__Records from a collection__

╭──

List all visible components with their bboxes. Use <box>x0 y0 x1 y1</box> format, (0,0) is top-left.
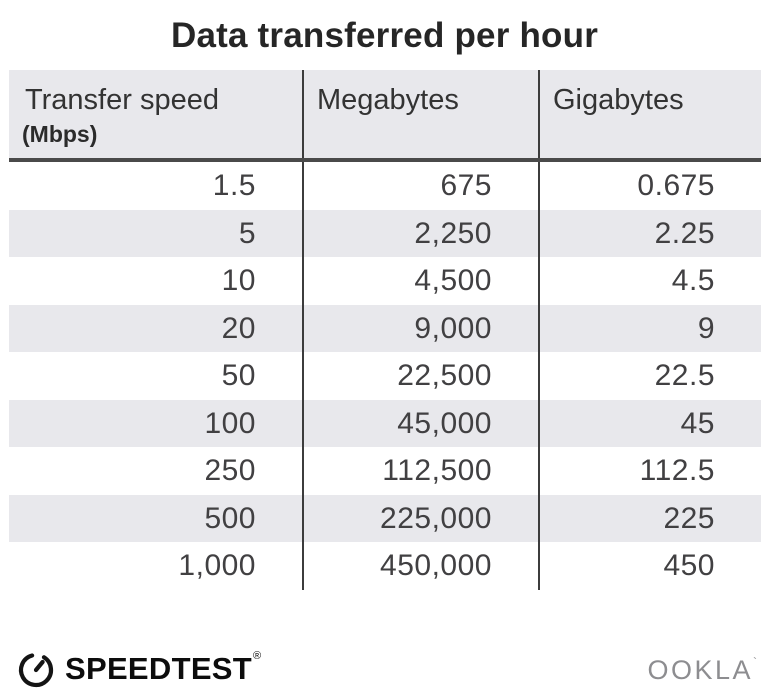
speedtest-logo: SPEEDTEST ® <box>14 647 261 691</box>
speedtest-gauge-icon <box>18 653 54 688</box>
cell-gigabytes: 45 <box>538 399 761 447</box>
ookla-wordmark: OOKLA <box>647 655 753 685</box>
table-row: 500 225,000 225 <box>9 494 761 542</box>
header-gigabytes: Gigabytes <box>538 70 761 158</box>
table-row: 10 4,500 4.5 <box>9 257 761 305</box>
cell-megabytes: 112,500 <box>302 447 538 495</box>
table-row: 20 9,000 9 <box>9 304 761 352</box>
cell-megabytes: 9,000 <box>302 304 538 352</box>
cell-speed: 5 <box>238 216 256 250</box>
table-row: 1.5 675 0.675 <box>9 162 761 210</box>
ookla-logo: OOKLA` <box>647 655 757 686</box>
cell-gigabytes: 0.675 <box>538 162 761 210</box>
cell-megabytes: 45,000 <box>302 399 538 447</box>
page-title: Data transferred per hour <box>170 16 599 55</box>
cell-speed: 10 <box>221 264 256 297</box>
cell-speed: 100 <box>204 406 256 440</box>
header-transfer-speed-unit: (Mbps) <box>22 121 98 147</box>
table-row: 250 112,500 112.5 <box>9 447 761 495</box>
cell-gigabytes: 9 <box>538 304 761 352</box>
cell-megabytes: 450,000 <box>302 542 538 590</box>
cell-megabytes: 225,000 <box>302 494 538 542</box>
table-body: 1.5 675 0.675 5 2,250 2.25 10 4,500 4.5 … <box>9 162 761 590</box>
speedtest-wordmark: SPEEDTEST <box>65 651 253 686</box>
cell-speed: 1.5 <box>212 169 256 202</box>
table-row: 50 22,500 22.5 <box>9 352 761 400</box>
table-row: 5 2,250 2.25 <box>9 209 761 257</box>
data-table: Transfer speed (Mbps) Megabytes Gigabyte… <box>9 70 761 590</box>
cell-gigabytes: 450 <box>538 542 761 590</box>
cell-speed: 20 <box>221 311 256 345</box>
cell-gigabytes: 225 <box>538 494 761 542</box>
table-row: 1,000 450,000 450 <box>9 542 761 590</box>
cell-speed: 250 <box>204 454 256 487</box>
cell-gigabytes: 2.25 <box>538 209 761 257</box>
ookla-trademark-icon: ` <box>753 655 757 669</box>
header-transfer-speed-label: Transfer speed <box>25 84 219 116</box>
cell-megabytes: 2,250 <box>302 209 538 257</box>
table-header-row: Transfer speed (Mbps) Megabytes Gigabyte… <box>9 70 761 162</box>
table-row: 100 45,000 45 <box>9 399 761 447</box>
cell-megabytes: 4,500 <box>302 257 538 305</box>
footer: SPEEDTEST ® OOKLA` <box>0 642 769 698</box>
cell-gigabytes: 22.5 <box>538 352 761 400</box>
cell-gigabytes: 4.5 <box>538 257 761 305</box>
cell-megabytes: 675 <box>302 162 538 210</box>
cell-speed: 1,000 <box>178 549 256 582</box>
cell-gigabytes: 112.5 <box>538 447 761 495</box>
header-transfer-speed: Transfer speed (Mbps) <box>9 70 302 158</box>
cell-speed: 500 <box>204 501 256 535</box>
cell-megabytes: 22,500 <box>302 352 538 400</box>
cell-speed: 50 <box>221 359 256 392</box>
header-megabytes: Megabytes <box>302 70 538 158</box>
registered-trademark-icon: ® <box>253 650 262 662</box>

╰──

__Stated exercise__
Reproduce the listing above with every instance of "Transfer speed" swapped for "Transfer rate", keeping everything else unchanged and leaving out the pictures.

__Answer below__
List all visible components with their bboxes. Use <box>x0 y0 x1 y1</box> format, (0,0) is top-left.
speedtest-logo: SPEEDTEST ® <box>14 647 261 691</box>
speedtest-gauge-icon <box>18 653 54 688</box>
cell-gigabytes: 45 <box>538 399 761 447</box>
ookla-wordmark: OOKLA <box>647 655 753 685</box>
table-row: 500 225,000 225 <box>9 494 761 542</box>
header-gigabytes: Gigabytes <box>538 70 761 158</box>
table-row: 10 4,500 4.5 <box>9 257 761 305</box>
cell-megabytes: 112,500 <box>302 447 538 495</box>
table-row: 20 9,000 9 <box>9 304 761 352</box>
cell-megabytes: 9,000 <box>302 304 538 352</box>
cell-speed: 5 <box>238 216 256 250</box>
table-row: 1.5 675 0.675 <box>9 162 761 210</box>
ookla-logo: OOKLA` <box>647 655 757 686</box>
cell-gigabytes: 0.675 <box>538 162 761 210</box>
cell-megabytes: 45,000 <box>302 399 538 447</box>
page-title: Data transferred per hour <box>170 16 599 55</box>
cell-speed: 10 <box>221 264 256 297</box>
cell-speed: 100 <box>204 406 256 440</box>
header-transfer-speed-unit: (Mbps) <box>22 121 98 147</box>
table-row: 250 112,500 112.5 <box>9 447 761 495</box>
cell-gigabytes: 9 <box>538 304 761 352</box>
cell-megabytes: 450,000 <box>302 542 538 590</box>
cell-megabytes: 225,000 <box>302 494 538 542</box>
table-body: 1.5 675 0.675 5 2,250 2.25 10 4,500 4.5 … <box>9 162 761 590</box>
speedtest-wordmark: SPEEDTEST <box>65 651 253 686</box>
cell-speed: 1.5 <box>212 169 256 202</box>
table-row: 50 22,500 22.5 <box>9 352 761 400</box>
table-row: 5 2,250 2.25 <box>9 209 761 257</box>
data-table: Transfer rate (Mbps) Megabytes Gigabyte… <box>9 70 761 590</box>
cell-gigabytes: 450 <box>538 542 761 590</box>
cell-speed: 20 <box>221 311 256 345</box>
cell-gigabytes: 225 <box>538 494 761 542</box>
table-row: 1,000 450,000 450 <box>9 542 761 590</box>
cell-speed: 250 <box>204 454 256 487</box>
cell-gigabytes: 2.25 <box>538 209 761 257</box>
ookla-trademark-icon: ` <box>753 655 757 669</box>
header-transfer-speed-label: Transfer rate <box>25 84 219 116</box>
cell-megabytes: 2,250 <box>302 209 538 257</box>
table-header-row: Transfer rate (Mbps) Megabytes Gigabyte… <box>9 70 761 162</box>
table-row: 100 45,000 45 <box>9 399 761 447</box>
cell-megabytes: 4,500 <box>302 257 538 305</box>
footer: SPEEDTEST ® OOKLA` <box>0 642 769 698</box>
cell-gigabytes: 22.5 <box>538 352 761 400</box>
cell-gigabytes: 4.5 <box>538 257 761 305</box>
cell-megabytes: 675 <box>302 162 538 210</box>
cell-speed: 1,000 <box>178 549 256 582</box>
cell-gigabytes: 112.5 <box>538 447 761 495</box>
header-transfer-speed: Transfer rate (Mbps) <box>9 70 302 158</box>
cell-speed: 500 <box>204 501 256 535</box>
cell-megabytes: 22,500 <box>302 352 538 400</box>
cell-speed: 50 <box>221 359 256 392</box>
header-megabytes: Megabytes <box>302 70 538 158</box>
registered-trademark-icon: ® <box>253 650 262 662</box>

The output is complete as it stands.